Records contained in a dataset
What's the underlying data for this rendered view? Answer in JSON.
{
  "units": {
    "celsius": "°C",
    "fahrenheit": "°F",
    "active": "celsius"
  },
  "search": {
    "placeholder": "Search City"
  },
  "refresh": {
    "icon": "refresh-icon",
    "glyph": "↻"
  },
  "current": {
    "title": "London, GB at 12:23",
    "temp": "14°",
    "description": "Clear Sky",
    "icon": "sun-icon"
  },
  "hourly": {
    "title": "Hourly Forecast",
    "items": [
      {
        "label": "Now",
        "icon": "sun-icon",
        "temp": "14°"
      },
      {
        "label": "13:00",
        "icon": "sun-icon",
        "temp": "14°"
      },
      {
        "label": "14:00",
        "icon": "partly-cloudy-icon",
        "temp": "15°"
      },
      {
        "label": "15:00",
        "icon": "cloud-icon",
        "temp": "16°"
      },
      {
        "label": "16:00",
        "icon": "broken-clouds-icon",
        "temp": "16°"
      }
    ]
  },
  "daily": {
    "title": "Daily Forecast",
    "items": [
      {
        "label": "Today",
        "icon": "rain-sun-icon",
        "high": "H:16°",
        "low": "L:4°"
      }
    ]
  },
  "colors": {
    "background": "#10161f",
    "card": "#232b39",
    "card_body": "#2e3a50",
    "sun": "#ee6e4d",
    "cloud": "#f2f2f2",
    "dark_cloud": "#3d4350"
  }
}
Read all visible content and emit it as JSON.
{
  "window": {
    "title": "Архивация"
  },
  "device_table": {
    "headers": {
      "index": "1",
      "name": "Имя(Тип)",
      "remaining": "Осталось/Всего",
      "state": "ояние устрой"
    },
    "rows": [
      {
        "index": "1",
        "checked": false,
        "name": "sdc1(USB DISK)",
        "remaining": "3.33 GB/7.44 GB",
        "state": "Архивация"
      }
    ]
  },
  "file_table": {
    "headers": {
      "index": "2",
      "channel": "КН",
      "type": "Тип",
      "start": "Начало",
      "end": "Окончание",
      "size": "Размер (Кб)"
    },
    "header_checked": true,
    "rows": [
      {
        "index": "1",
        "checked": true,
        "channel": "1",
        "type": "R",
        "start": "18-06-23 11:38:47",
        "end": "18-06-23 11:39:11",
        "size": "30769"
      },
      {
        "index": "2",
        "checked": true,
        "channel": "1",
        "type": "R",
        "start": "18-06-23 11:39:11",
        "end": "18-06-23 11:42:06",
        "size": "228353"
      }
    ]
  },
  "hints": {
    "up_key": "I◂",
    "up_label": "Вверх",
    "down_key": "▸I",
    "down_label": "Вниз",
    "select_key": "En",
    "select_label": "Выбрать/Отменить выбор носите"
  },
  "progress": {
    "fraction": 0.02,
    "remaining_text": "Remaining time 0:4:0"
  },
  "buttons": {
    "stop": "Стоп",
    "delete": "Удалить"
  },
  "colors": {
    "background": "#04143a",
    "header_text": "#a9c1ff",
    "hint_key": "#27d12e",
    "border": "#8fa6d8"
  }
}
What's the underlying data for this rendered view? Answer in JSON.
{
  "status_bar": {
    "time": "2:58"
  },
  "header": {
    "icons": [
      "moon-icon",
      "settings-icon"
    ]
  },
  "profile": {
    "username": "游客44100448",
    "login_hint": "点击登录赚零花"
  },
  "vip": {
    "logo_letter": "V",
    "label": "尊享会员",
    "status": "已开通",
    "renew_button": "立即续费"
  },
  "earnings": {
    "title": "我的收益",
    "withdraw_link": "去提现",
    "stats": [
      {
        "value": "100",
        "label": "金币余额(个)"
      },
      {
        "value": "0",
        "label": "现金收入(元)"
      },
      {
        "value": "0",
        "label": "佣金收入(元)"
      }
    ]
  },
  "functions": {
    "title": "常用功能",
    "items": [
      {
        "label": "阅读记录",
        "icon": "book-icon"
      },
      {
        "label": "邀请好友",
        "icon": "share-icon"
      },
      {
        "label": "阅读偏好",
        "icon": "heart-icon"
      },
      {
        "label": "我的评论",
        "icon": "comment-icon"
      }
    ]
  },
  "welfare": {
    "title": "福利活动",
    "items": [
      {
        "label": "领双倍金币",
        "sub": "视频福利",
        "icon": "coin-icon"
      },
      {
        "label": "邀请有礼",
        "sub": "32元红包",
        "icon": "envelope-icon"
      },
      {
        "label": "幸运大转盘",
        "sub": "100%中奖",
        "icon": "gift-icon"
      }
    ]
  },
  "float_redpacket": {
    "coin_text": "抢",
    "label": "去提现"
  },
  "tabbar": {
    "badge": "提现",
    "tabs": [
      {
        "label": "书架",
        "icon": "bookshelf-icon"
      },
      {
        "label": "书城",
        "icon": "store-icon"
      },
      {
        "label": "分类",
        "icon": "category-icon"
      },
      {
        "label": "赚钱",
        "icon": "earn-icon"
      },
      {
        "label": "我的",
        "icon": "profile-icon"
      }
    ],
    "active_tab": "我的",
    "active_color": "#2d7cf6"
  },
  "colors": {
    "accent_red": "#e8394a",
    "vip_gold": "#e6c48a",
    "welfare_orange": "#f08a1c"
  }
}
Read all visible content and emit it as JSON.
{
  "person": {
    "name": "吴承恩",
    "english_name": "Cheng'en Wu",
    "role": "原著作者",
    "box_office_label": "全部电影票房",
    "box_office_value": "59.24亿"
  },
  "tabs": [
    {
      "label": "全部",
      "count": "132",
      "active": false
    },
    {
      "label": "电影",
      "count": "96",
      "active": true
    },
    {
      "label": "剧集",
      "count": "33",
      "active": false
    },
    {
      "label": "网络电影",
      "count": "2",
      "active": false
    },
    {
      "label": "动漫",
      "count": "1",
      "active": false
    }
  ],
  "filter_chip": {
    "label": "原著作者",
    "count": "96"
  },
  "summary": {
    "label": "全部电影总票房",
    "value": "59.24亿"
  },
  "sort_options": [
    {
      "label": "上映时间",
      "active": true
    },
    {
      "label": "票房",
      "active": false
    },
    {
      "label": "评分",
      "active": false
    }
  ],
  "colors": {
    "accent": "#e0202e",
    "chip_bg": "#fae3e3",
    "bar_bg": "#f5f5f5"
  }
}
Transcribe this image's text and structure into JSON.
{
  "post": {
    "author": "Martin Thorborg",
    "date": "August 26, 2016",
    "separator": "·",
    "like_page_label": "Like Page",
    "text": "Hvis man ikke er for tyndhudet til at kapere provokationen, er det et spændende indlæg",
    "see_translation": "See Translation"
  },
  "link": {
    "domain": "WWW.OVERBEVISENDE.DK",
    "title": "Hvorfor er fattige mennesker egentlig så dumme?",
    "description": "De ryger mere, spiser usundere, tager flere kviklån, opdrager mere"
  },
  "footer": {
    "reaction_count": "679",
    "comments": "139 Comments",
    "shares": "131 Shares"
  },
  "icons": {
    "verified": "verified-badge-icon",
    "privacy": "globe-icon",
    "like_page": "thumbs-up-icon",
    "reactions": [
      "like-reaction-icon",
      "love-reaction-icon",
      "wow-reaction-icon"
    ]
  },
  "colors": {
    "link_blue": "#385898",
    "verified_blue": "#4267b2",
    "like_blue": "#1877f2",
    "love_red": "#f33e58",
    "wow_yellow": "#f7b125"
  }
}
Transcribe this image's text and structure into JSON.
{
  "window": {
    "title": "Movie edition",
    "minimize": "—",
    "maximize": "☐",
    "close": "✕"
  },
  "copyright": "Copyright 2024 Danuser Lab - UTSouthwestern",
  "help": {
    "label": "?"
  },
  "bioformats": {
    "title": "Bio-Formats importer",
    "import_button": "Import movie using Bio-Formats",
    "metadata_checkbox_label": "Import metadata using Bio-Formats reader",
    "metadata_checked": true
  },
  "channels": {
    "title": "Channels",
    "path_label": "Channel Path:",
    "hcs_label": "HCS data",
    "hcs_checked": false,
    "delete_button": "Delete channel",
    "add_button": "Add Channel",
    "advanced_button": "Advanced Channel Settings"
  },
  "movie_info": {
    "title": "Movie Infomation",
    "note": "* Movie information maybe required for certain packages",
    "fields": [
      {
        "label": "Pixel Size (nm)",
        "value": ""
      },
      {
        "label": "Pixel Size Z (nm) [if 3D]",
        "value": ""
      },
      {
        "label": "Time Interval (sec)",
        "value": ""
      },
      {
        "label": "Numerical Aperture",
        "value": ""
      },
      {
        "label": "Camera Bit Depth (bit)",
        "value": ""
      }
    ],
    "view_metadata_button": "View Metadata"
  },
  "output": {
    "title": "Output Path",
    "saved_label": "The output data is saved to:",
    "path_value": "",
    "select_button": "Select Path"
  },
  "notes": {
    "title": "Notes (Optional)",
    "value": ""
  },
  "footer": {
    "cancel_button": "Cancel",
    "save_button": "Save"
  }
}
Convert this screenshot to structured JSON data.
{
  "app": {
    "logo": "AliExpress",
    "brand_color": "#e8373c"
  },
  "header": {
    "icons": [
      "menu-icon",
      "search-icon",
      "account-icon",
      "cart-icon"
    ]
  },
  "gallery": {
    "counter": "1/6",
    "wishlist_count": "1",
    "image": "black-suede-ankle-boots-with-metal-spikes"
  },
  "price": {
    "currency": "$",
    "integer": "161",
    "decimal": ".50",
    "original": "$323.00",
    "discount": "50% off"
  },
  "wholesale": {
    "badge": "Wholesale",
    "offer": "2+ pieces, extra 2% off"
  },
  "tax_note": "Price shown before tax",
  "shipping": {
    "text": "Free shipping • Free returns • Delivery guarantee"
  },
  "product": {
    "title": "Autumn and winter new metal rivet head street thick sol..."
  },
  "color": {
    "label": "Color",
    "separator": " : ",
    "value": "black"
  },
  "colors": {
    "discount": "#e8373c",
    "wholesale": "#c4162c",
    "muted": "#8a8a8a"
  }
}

▶ **Exercise directions**
Consider the entries above and return each line with the string "background".

▶ **Problem solution**
    "background": "#10161f",
    "background": "#04143a",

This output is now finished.